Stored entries
╭──

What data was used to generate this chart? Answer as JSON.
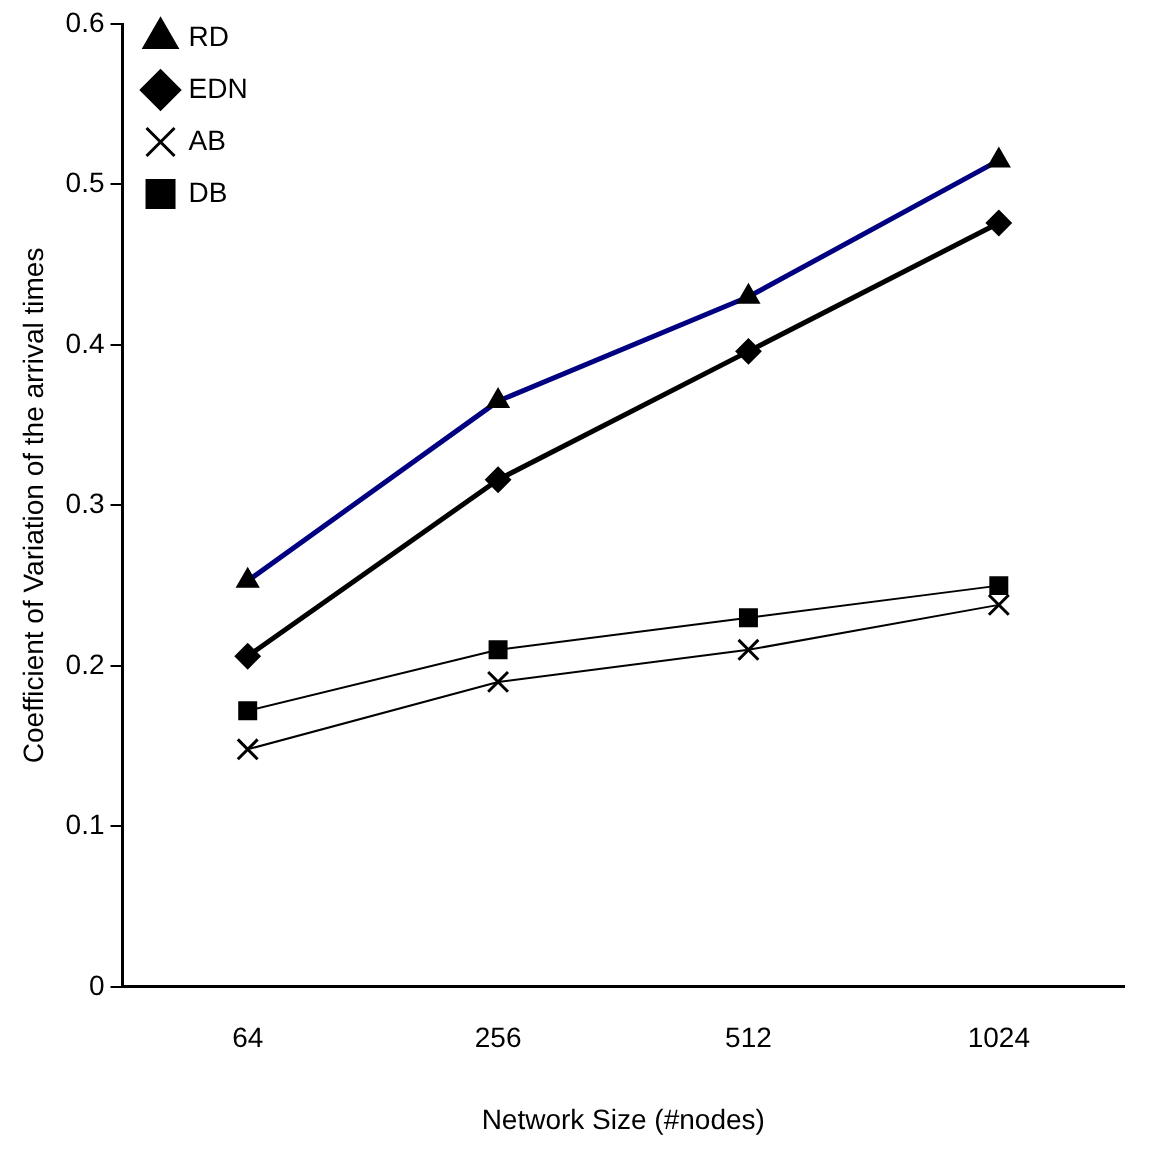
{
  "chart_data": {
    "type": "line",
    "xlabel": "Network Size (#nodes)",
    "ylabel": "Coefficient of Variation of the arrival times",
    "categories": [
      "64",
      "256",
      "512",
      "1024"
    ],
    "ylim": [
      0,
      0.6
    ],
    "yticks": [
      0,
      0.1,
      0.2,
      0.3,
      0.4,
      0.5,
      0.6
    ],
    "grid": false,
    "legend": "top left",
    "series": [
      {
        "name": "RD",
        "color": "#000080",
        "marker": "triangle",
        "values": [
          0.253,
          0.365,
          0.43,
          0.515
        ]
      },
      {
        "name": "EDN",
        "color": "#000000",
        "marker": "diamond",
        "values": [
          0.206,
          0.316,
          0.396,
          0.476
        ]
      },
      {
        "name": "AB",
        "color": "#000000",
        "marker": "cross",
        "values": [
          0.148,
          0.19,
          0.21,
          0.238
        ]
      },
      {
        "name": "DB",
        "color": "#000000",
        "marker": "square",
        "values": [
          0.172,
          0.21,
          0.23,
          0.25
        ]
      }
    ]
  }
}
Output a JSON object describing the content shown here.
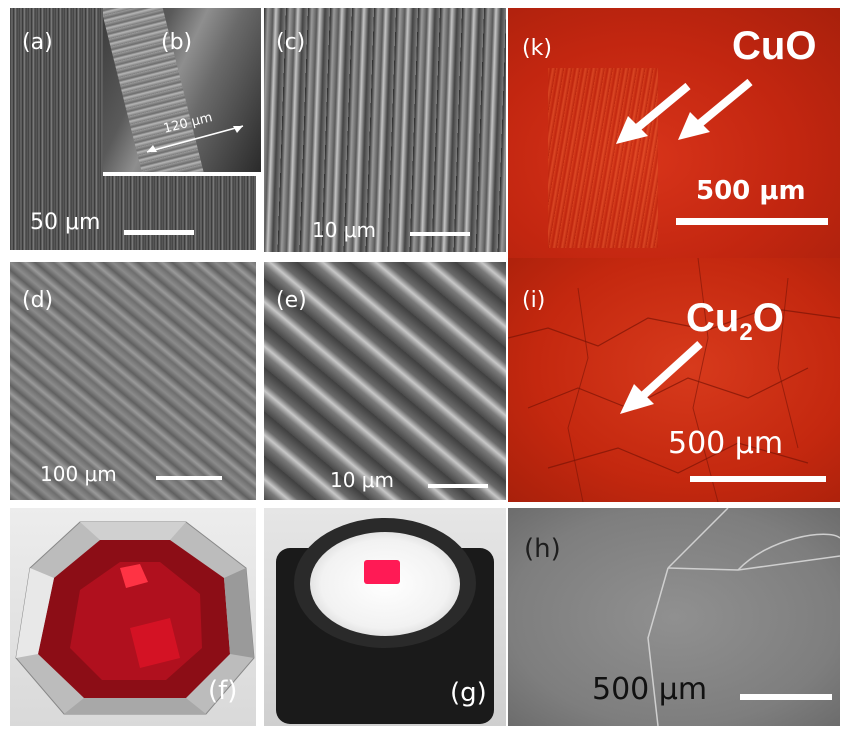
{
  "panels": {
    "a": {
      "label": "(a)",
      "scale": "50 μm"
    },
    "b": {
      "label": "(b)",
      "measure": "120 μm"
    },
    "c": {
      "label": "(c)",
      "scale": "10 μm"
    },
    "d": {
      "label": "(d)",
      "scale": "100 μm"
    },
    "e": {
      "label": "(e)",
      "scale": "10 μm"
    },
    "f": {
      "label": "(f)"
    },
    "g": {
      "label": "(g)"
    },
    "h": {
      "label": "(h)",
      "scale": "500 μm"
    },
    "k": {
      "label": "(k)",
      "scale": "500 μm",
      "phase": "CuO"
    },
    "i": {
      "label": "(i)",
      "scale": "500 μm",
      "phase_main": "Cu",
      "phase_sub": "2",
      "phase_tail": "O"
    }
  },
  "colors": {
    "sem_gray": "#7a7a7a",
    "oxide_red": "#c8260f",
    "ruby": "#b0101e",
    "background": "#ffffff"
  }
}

╰──

TO BE DONE —
List the lines of the entries that include "scale".

SOLUTION TO THE PROBLEM —
      "scale": "50 μm"
      "scale": "10 μm"
      "scale": "100 μm"
      "scale": "10 μm"
      "scale": "500 μm"
      "scale": "500 μm",
      "scale": "500 μm",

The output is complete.